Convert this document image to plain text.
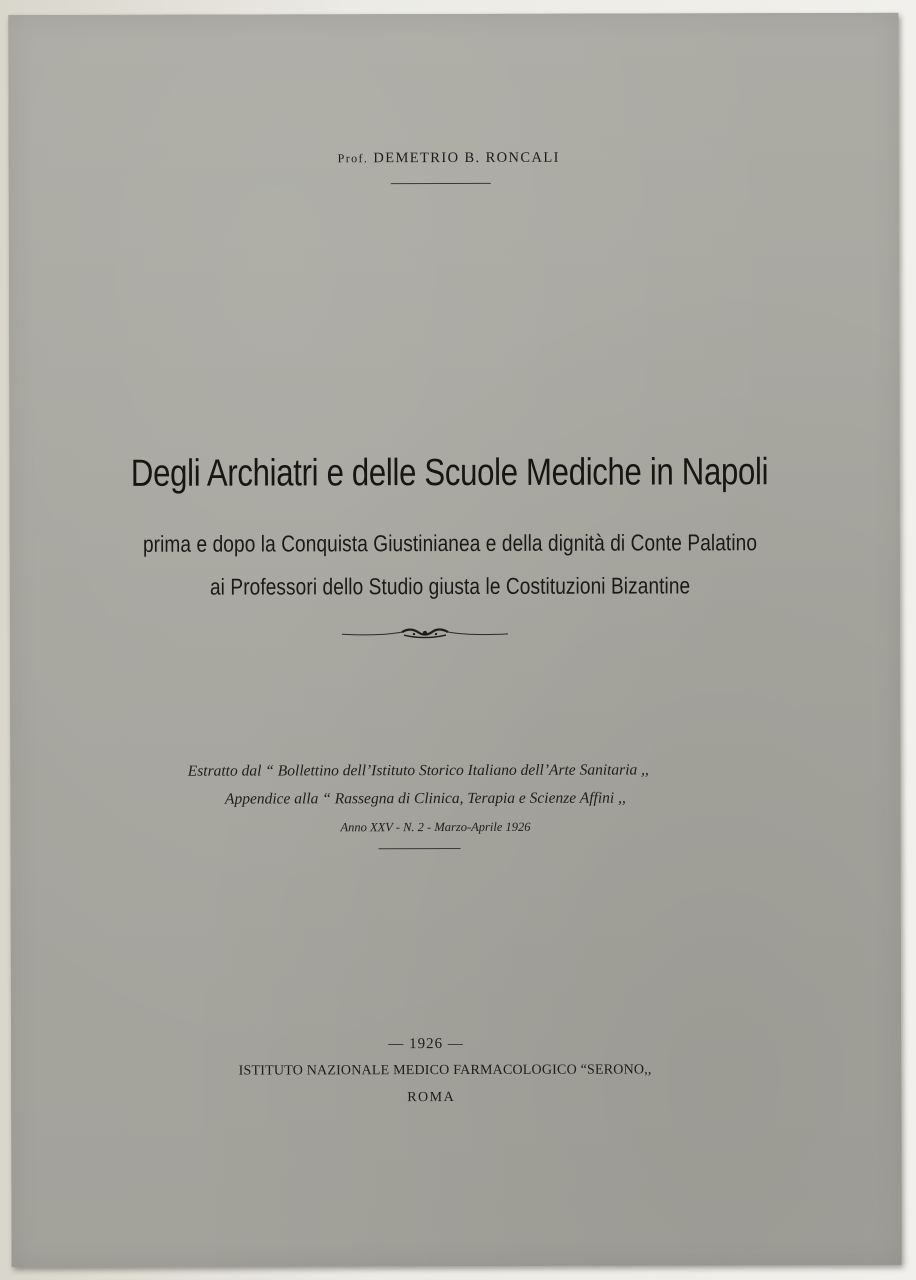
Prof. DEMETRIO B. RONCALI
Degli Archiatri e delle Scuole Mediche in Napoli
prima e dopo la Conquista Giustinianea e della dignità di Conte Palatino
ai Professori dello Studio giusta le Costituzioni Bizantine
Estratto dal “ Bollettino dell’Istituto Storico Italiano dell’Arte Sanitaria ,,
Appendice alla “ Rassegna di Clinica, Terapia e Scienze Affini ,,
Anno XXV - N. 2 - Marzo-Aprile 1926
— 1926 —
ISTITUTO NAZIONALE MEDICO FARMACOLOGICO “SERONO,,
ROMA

GIVEN TASK =>
Your task is to reproduce all of the material exactly. The pictures stay out.

TASK ANSWER =>
Convert this document image to plain text.
Prof. DEMETRIO B. RONCALI
Degli Archiatri e delle Scuole Mediche in Napoli
prima e dopo la Conquista Giustinianea e della dignità di Conte Palatino
ai Professori dello Studio giusta le Costituzioni Bizantine
Estratto dal “ Bollettino dell’Istituto Storico Italiano dell’Arte Sanitaria ,,
Appendice alla “ Rassegna di Clinica, Terapia e Scienze Affini ,,
Anno XXV - N. 2 - Marzo-Aprile 1926
— 1926 —
ISTITUTO NAZIONALE MEDICO FARMACOLOGICO “SERONO,,
ROMA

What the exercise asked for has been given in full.